[STATED TASK]:
Give back the full listing, character for character, with no pictures.

Extracts from a graphics dataset:
++++

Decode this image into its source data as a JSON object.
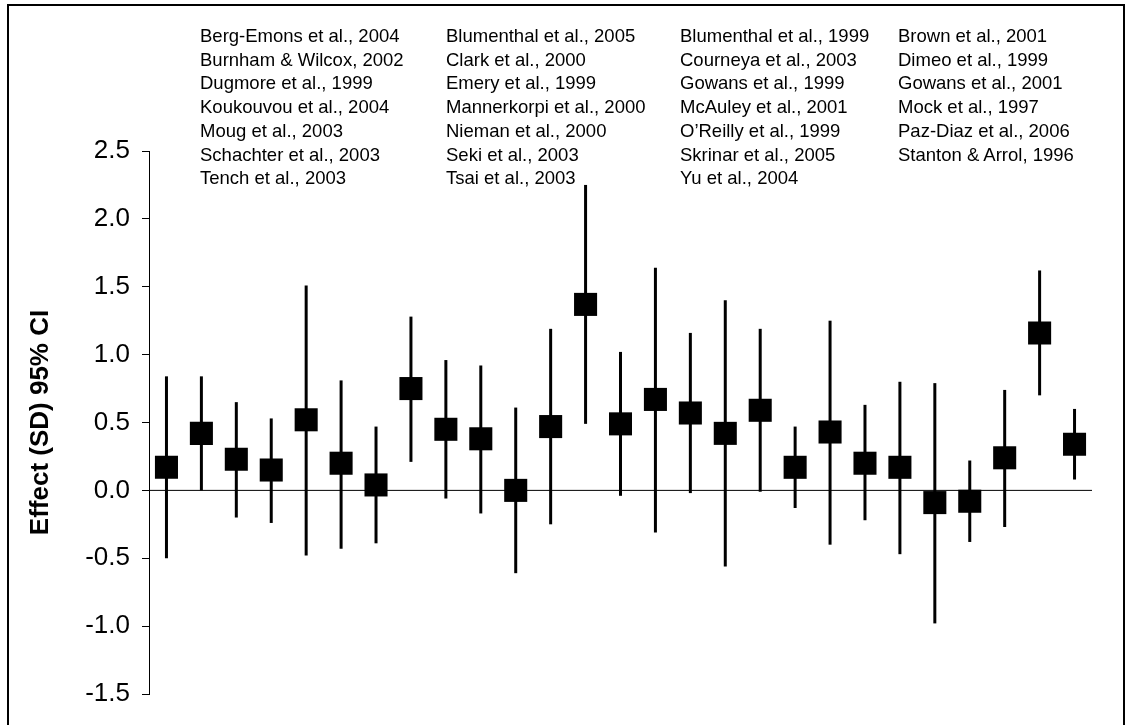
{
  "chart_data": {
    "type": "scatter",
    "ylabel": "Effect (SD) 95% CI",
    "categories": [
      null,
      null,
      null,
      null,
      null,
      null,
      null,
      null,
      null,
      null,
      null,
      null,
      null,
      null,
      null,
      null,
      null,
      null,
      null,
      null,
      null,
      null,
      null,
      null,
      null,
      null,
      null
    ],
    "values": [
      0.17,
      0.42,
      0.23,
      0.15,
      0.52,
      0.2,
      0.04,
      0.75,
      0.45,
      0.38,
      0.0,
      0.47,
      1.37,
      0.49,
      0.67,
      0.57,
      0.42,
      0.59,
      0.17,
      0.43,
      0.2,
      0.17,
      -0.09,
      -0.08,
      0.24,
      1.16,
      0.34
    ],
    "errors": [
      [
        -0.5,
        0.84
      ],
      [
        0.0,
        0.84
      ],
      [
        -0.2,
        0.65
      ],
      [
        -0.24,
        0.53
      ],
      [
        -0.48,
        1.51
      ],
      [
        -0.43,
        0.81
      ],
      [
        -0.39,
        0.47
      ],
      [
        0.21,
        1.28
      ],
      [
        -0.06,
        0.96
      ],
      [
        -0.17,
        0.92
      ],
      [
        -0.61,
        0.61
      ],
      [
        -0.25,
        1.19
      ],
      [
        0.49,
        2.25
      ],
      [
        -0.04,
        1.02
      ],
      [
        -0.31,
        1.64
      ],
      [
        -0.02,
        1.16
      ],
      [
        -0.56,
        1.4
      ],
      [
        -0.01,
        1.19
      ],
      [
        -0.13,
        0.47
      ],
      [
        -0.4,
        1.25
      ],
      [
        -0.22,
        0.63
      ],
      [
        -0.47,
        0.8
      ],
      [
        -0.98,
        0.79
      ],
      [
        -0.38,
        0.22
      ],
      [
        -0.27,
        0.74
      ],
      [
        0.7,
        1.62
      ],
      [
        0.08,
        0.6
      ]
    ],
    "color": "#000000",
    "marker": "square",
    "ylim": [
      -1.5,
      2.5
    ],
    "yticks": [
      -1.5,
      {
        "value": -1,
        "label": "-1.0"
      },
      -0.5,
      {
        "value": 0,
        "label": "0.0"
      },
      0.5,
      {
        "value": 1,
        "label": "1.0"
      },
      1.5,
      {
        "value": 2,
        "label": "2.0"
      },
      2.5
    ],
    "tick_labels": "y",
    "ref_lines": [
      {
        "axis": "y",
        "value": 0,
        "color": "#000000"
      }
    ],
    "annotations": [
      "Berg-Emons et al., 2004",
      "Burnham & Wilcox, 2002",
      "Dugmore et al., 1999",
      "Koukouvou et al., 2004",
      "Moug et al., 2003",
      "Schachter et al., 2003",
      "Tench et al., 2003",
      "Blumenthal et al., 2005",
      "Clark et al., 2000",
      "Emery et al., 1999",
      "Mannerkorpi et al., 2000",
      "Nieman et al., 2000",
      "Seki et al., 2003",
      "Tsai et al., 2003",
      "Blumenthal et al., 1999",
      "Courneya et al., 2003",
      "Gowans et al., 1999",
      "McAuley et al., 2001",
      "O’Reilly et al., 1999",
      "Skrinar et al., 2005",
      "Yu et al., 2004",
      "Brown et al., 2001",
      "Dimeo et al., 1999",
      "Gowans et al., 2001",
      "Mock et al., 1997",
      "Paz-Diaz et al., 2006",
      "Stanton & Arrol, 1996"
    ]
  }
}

++++

[OUTPUT OF THE TASK]:
Decode this image into its source data as a JSON object.
{
  "chart_data": {
    "type": "scatter",
    "ylabel": "Effect (SD) 95% CI",
    "categories": [
      null,
      null,
      null,
      null,
      null,
      null,
      null,
      null,
      null,
      null,
      null,
      null,
      null,
      null,
      null,
      null,
      null,
      null,
      null,
      null,
      null,
      null,
      null,
      null,
      null,
      null,
      null
    ],
    "values": [
      0.17,
      0.42,
      0.23,
      0.15,
      0.52,
      0.2,
      0.04,
      0.75,
      0.45,
      0.38,
      0.0,
      0.47,
      1.37,
      0.49,
      0.67,
      0.57,
      0.42,
      0.59,
      0.17,
      0.43,
      0.2,
      0.17,
      -0.09,
      -0.08,
      0.24,
      1.16,
      0.34
    ],
    "errors": [
      [
        -0.5,
        0.84
      ],
      [
        0.0,
        0.84
      ],
      [
        -0.2,
        0.65
      ],
      [
        -0.24,
        0.53
      ],
      [
        -0.48,
        1.51
      ],
      [
        -0.43,
        0.81
      ],
      [
        -0.39,
        0.47
      ],
      [
        0.21,
        1.28
      ],
      [
        -0.06,
        0.96
      ],
      [
        -0.17,
        0.92
      ],
      [
        -0.61,
        0.61
      ],
      [
        -0.25,
        1.19
      ],
      [
        0.49,
        2.25
      ],
      [
        -0.04,
        1.02
      ],
      [
        -0.31,
        1.64
      ],
      [
        -0.02,
        1.16
      ],
      [
        -0.56,
        1.4
      ],
      [
        -0.01,
        1.19
      ],
      [
        -0.13,
        0.47
      ],
      [
        -0.4,
        1.25
      ],
      [
        -0.22,
        0.63
      ],
      [
        -0.47,
        0.8
      ],
      [
        -0.98,
        0.79
      ],
      [
        -0.38,
        0.22
      ],
      [
        -0.27,
        0.74
      ],
      [
        0.7,
        1.62
      ],
      [
        0.08,
        0.6
      ]
    ],
    "color": "#000000",
    "marker": "square",
    "ylim": [
      -1.5,
      2.5
    ],
    "yticks": [
      -1.5,
      {
        "value": -1,
        "label": "-1.0"
      },
      -0.5,
      {
        "value": 0,
        "label": "0.0"
      },
      0.5,
      {
        "value": 1,
        "label": "1.0"
      },
      1.5,
      {
        "value": 2,
        "label": "2.0"
      },
      2.5
    ],
    "tick_labels": "y",
    "ref_lines": [
      {
        "axis": "y",
        "value": 0,
        "color": "#000000"
      }
    ],
    "annotations": [
      "Berg-Emons et al., 2004",
      "Burnham & Wilcox, 2002",
      "Dugmore et al., 1999",
      "Koukouvou et al., 2004",
      "Moug et al., 2003",
      "Schachter et al., 2003",
      "Tench et al., 2003",
      "Blumenthal et al., 2005",
      "Clark et al., 2000",
      "Emery et al., 1999",
      "Mannerkorpi et al., 2000",
      "Nieman et al., 2000",
      "Seki et al., 2003",
      "Tsai et al., 2003",
      "Blumenthal et al., 1999",
      "Courneya et al., 2003",
      "Gowans et al., 1999",
      "McAuley et al., 2001",
      "O’Reilly et al., 1999",
      "Skrinar et al., 2005",
      "Yu et al., 2004",
      "Brown et al., 2001",
      "Dimeo et al., 1999",
      "Gowans et al., 2001",
      "Mock et al., 1997",
      "Paz-Diaz et al., 2006",
      "Stanton & Arrol, 1996"
    ]
  }
}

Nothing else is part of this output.